▸ Record set
──────────────────────────────

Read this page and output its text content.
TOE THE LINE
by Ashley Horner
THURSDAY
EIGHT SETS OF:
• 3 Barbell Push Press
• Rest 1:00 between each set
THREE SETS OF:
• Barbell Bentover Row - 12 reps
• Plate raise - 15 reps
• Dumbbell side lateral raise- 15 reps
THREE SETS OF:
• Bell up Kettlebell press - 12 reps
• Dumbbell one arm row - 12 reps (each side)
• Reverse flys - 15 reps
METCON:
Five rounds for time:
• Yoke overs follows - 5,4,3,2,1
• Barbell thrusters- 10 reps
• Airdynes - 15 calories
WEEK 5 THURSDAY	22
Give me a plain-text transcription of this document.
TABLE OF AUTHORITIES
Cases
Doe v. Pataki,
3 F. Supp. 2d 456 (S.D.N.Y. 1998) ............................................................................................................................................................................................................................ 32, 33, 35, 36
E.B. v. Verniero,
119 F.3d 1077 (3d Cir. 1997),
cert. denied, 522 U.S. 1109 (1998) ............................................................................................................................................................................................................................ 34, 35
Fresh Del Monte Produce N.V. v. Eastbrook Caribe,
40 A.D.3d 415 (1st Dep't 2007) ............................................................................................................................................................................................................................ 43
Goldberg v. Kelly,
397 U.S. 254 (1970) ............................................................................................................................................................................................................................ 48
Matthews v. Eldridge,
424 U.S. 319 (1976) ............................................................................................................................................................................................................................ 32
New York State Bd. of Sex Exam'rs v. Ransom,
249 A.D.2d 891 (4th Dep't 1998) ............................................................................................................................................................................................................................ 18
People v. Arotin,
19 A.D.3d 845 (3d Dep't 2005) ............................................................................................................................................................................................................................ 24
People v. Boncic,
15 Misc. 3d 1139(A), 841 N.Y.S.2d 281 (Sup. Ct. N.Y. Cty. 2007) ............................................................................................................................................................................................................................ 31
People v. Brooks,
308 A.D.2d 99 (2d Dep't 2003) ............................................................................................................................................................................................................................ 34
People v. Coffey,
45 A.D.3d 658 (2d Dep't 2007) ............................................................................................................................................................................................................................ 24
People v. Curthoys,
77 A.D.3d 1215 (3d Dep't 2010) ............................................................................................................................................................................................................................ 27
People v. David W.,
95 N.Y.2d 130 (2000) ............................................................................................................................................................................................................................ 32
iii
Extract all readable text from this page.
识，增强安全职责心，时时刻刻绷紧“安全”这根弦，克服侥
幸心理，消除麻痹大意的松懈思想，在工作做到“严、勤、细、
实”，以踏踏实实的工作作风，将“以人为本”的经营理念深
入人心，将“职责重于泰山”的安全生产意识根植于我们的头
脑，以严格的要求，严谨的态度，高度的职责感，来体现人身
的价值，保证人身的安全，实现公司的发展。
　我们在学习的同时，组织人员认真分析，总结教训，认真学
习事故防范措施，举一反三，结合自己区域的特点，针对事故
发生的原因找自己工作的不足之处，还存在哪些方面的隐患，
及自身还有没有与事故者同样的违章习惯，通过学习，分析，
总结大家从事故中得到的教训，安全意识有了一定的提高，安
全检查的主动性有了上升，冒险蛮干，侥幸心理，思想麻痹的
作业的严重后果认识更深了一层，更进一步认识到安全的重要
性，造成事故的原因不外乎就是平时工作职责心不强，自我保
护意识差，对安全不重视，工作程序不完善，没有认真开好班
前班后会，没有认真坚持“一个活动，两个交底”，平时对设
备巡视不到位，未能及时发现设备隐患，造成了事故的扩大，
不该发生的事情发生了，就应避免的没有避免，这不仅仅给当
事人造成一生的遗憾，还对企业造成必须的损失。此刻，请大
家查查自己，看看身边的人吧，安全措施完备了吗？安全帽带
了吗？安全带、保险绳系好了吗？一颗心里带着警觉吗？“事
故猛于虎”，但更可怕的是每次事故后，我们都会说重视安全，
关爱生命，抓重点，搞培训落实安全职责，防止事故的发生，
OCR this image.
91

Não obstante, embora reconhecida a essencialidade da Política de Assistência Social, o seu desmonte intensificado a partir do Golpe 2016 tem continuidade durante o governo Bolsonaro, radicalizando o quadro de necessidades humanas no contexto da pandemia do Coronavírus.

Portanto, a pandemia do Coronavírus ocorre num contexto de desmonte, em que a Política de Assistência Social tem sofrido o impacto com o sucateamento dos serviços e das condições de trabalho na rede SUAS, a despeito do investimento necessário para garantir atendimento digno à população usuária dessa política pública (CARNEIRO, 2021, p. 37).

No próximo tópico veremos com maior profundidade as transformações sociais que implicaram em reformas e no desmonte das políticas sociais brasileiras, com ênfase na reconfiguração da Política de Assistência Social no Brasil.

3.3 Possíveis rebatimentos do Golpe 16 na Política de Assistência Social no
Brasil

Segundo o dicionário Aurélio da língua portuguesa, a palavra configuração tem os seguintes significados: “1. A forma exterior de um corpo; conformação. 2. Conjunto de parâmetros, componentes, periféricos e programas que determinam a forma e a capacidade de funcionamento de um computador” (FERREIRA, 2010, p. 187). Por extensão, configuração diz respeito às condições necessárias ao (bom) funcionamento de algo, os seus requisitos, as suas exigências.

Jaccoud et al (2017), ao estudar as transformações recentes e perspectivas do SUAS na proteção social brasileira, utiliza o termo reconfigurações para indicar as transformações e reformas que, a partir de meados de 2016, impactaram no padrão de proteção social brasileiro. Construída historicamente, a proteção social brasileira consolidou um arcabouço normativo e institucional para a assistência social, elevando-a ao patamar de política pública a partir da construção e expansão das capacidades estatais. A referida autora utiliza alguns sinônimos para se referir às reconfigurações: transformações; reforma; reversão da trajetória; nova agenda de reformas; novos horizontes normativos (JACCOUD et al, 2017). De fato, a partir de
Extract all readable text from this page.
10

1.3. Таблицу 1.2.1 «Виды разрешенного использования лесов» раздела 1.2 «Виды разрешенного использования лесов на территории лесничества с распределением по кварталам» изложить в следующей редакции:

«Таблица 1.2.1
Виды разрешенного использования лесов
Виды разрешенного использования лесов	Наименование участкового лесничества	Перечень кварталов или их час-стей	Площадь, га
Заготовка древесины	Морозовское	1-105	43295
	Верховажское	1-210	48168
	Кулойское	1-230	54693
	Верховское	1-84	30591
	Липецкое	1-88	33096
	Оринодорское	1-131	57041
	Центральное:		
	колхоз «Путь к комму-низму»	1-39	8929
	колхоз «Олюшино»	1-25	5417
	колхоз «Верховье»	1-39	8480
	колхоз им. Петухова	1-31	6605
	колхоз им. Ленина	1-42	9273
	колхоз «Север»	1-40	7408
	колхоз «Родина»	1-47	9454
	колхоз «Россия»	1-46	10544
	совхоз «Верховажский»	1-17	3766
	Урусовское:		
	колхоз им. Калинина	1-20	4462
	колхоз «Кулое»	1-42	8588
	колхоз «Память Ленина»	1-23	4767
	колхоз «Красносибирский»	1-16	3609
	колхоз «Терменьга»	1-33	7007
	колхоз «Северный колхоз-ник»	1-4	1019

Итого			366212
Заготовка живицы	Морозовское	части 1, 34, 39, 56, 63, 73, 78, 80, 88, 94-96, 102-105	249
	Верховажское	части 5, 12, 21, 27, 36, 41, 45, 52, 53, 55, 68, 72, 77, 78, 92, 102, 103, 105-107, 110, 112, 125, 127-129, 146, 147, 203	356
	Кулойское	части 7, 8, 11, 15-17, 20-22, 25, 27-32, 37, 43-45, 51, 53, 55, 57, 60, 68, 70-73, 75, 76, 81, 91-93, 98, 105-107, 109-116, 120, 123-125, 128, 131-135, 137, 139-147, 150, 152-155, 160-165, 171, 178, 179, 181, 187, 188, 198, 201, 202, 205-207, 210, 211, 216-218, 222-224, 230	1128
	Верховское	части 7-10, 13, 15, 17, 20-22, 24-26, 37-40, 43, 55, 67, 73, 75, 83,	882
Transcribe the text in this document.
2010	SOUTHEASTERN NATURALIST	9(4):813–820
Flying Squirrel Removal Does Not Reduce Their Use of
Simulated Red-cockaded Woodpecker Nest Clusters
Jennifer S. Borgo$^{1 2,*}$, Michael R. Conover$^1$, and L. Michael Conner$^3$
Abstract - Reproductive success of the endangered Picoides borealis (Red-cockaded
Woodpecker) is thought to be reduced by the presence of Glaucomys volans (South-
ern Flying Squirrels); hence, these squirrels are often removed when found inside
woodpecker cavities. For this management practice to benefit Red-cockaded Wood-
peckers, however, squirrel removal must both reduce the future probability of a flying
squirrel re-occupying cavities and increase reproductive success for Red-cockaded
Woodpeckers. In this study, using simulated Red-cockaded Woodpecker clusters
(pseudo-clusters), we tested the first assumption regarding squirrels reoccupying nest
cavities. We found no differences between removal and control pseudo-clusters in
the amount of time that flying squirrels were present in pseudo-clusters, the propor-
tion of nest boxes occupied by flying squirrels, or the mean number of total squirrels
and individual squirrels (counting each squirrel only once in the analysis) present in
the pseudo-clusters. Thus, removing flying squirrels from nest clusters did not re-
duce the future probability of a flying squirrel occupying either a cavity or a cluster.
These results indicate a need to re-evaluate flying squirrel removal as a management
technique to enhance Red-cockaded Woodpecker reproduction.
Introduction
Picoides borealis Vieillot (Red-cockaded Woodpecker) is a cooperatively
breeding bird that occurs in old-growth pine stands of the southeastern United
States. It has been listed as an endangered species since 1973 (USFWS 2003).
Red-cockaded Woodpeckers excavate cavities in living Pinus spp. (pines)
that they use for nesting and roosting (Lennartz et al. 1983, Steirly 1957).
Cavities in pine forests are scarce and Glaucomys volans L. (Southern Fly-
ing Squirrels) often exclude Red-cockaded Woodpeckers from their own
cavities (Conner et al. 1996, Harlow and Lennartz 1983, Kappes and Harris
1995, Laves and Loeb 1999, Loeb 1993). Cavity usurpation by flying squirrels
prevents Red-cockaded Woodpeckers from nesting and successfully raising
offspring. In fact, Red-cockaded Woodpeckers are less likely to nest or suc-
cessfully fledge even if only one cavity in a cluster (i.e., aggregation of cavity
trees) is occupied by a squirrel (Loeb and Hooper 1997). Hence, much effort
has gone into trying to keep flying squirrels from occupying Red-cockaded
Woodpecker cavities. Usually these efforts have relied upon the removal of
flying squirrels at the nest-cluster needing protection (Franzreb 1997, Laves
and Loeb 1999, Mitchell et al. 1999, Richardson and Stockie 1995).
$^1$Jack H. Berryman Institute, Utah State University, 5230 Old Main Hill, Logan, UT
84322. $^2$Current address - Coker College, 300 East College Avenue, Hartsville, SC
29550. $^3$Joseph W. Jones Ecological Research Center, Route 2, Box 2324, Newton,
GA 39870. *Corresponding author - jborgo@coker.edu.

──────────────────────────────

▸ Work required
Your task is to gather all lines from the entries above that hold the word "Woodpeckers".

▸ Task output
Woodpeckers. In this study, using simulated Red-cockaded Woodpecker clusters
Red-cockaded Woodpeckers excavate cavities in living Pinus spp. (pines)
ing Squirrels) often exclude Red-cockaded Woodpeckers from their own
prevents Red-cockaded Woodpeckers from nesting and successfully raising
offspring. In fact, Red-cockaded Woodpeckers are less likely to nest or suc-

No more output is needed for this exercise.